In the records below, find the line containing "Read this page and output its text content.", then extract that line and all subsequent lines exactly, leaving out everything else.

— Start Material provided —

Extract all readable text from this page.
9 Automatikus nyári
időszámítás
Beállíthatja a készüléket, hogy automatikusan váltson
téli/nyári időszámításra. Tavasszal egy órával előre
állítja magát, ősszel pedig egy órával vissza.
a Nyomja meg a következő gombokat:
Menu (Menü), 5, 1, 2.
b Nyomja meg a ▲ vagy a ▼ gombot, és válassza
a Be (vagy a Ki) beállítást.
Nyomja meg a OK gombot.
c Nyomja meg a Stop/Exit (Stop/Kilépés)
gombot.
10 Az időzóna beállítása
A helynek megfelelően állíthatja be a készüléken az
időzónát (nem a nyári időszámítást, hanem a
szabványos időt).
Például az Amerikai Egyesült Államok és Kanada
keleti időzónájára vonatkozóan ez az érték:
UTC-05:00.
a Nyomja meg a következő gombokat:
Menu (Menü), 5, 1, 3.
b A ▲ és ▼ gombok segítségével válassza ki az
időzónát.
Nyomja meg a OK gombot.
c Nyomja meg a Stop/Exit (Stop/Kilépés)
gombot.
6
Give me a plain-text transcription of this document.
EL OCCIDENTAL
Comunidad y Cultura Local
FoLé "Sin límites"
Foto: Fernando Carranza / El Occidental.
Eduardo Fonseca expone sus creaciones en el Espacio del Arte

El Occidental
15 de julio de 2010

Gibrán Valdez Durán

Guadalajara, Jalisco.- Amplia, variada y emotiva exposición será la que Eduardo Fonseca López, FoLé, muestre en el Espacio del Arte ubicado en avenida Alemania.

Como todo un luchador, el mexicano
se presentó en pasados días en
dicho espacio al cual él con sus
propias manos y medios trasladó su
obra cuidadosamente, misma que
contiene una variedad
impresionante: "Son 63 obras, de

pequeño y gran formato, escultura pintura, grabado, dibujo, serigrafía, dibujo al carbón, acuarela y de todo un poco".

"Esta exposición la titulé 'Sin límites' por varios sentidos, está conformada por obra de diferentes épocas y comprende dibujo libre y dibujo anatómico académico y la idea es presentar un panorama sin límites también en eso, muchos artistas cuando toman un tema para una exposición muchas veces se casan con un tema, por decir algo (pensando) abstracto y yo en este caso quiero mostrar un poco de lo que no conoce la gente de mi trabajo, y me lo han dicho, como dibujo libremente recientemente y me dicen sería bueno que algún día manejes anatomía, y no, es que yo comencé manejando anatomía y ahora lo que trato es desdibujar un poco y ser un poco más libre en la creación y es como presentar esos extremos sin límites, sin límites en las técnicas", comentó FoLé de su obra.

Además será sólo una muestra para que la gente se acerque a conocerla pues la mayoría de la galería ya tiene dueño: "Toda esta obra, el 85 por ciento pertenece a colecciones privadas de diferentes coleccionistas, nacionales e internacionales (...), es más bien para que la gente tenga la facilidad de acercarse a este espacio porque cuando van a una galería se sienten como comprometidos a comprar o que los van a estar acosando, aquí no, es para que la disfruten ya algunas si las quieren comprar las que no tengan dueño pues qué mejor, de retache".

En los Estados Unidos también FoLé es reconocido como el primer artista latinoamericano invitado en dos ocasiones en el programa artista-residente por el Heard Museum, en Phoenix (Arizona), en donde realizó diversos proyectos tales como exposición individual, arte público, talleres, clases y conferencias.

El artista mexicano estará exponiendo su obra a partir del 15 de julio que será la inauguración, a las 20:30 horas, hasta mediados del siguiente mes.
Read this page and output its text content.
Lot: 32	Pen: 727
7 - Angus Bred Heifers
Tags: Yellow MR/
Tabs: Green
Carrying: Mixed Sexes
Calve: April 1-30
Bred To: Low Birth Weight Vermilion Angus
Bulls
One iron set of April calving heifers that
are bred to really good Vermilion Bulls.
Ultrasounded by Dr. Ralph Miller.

— End Material provided —

Full output:
Read this page and output its text content.
Lot: 32	Pen: 727
7 - Angus Bred Heifers
Tags: Yellow MR/
Tabs: Green
Carrying: Mixed Sexes
Calve: April 1-30
Bred To: Low Birth Weight Vermilion Angus
Bulls
One iron set of April calving heifers that
are bred to really good Vermilion Bulls.
Ultrasounded by Dr. Ralph Miller.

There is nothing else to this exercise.